Task instructions ▸
• a. Say whether each statement agrees with the opinion piece on the Trump judgment below. Answer yes or no and quote the deciding words of the piece exactly. (i) The judgment required Trump and his family to pay more than $350 million in penalties. (ii) Ari Fleischer served as press secretary for President George W. Bush. (iii) The judgment barred Trump and his family from doing business in the state permanently.
• b. Carry the opinion piece on the Trump judgment below forward by writing what comes after its final sentence.

*** Text excerpt ***

It remains to be seen to what extent New York Supreme Court Justice Arthur Engoron put a stake in the heart of the once-great, now-beleaguered, city of New York, but he certainly didn’t help when he issued his draconian judgment against Donald J. Trump, ruling that the former president and his family must pay a staggering $350 million-plus in penalties and forbidding them from doing business in the state for several years.
Ari Fleischer, who served as press secretary for President George W. Bush, was the first I heard to acknowledge the disastrous protentional economic repercussions on cable news, but I imagine that businessmen across the city and state had anticipated this and have been making plans to exit New York for some time.
That state already has the biggest population outflow, outnumbering even California’s.
The mind-blowing size of Justice Engoron’s decision was just rancid icing on an already unpalatable cake.
But it was enough to inspire the ire of truckers across the United States who, like their peers in Canada and farmers in Europe, had had enough nonsense from the Engorons of the world.
We can only wish them well because they are the allies of freedom.

*** Provided material ***

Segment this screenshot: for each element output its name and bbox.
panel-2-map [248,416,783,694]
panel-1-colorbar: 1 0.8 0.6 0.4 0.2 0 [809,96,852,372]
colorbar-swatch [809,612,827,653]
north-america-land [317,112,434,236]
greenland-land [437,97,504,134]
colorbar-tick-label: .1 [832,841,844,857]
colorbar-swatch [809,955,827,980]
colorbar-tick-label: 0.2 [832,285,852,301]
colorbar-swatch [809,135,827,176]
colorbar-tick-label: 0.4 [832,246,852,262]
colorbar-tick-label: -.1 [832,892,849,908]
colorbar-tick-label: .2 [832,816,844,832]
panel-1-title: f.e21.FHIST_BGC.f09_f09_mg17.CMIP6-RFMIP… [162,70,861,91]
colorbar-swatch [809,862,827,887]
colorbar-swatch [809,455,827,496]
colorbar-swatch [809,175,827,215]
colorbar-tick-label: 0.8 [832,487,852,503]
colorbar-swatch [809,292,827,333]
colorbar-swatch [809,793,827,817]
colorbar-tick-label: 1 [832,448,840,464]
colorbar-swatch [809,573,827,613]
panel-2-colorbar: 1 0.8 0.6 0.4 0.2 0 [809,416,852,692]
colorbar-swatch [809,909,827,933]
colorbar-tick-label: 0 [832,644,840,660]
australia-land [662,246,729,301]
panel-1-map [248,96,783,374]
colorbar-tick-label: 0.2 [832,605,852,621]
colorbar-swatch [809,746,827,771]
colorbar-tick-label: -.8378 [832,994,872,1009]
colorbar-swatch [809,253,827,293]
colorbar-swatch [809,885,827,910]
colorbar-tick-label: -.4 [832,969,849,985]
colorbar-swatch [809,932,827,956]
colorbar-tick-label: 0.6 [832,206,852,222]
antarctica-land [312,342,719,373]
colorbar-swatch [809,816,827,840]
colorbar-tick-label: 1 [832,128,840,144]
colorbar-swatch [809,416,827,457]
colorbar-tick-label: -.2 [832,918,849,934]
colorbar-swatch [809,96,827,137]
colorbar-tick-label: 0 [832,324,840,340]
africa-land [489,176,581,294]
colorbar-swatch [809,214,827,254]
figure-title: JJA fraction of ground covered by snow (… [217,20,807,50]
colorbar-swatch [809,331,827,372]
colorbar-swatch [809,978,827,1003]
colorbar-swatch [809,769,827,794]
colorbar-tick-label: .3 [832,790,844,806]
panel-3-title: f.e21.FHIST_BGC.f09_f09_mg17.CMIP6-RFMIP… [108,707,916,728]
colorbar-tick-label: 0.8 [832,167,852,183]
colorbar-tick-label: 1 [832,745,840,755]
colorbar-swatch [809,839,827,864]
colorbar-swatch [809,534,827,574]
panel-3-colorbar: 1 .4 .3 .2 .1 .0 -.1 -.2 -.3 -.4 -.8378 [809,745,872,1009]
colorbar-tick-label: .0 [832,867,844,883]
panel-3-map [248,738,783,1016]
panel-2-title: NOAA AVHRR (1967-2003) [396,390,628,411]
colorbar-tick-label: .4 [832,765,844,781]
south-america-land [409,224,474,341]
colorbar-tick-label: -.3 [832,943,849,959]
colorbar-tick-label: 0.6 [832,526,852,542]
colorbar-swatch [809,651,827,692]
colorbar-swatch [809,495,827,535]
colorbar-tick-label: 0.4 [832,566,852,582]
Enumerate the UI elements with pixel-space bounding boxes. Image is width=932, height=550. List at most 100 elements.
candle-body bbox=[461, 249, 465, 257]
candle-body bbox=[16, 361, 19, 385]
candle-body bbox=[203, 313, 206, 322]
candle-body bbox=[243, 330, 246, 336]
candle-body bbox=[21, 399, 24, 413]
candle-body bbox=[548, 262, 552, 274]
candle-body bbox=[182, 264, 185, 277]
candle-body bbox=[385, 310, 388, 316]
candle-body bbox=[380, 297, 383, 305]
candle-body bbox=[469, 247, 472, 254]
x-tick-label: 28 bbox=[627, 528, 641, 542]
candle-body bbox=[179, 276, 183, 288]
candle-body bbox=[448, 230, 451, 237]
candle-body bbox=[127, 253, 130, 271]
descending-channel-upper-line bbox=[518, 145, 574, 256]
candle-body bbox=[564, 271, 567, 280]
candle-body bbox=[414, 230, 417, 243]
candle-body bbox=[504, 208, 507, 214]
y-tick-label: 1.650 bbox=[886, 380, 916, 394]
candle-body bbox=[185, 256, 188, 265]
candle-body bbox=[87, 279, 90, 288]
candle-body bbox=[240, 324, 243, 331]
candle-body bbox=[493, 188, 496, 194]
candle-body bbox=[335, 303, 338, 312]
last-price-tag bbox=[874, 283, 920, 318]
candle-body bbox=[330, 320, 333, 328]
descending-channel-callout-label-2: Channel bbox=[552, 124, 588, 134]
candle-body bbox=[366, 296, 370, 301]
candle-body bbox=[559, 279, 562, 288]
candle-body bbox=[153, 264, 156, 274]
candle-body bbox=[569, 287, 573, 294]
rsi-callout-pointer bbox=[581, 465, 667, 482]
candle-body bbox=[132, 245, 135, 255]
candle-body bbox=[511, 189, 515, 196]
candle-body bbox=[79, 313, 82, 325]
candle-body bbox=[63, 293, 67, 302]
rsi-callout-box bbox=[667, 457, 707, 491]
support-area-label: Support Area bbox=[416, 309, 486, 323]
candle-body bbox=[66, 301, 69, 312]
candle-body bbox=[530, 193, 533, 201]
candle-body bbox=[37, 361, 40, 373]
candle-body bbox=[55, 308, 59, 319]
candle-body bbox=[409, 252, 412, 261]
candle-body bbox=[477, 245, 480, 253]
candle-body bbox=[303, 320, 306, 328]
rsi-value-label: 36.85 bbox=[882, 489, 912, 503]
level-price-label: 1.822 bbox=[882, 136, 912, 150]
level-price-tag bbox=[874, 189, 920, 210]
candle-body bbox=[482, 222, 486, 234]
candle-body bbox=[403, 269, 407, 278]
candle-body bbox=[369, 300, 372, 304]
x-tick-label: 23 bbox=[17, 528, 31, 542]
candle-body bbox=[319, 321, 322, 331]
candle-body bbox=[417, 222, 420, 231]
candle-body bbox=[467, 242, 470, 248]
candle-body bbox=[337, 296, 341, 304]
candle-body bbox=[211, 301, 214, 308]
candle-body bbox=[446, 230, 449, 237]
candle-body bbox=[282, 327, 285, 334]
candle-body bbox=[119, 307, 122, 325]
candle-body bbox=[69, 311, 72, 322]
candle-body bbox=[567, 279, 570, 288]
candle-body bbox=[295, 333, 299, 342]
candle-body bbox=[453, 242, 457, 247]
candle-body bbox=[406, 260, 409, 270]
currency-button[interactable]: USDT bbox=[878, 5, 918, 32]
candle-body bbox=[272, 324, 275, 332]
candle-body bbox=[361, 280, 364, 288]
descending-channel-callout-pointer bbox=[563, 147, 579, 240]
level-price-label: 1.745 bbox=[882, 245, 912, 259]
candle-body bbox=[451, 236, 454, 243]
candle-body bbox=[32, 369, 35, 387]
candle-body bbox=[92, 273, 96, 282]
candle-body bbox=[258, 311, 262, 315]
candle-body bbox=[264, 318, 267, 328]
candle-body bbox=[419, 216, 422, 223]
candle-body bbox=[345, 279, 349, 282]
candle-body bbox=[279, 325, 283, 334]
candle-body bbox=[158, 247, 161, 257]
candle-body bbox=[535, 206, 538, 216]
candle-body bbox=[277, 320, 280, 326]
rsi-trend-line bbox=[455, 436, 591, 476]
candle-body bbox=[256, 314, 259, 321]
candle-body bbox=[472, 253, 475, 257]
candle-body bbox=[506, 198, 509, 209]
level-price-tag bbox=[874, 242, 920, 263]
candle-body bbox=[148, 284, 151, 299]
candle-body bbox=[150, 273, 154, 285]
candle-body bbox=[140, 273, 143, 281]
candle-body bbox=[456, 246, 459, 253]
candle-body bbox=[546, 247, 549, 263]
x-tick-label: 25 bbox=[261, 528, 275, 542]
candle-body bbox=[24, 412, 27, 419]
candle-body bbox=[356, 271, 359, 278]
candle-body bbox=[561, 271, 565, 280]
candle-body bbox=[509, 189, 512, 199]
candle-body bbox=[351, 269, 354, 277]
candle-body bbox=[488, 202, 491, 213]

***

Per-task answers ▸
• a.
(i) Yes: "must pay a staggering $350 million-plus in penalties"
(ii) Yes: "who served as press secretary for President George W. Bush"
(iii) No: "forbidding them from doing business in the state for several years"

• b.
Meanwhile, what businessperson—high or low—wants to incorporate in a state where a wanton judge can suddenly decree his or her estimates of their real estate valuations to obtain a loan to be inflated, impose ridiculous fines, and then shut them down—possibly forever?
In President Trump’s case, as those same businesspersons surely noted, not a soul had been damaged by the former president’s estimates, inflated or not. All the loans had been repaid and the banks involved, of course, made money. There were no victims.
As the late Los Angeles Lakers broadcaster Chick Hearn would say, “No harm. No foul.”
Except to the likes of Justice Engoron and New York Attorney General Letitia James, for whom Trump Derangement Syndrome is an illness more irreversible than pancreatic cancer.
Whether President Trump succeeds in overturning the absurd decision is in some senses irrelevant because the damage is already done.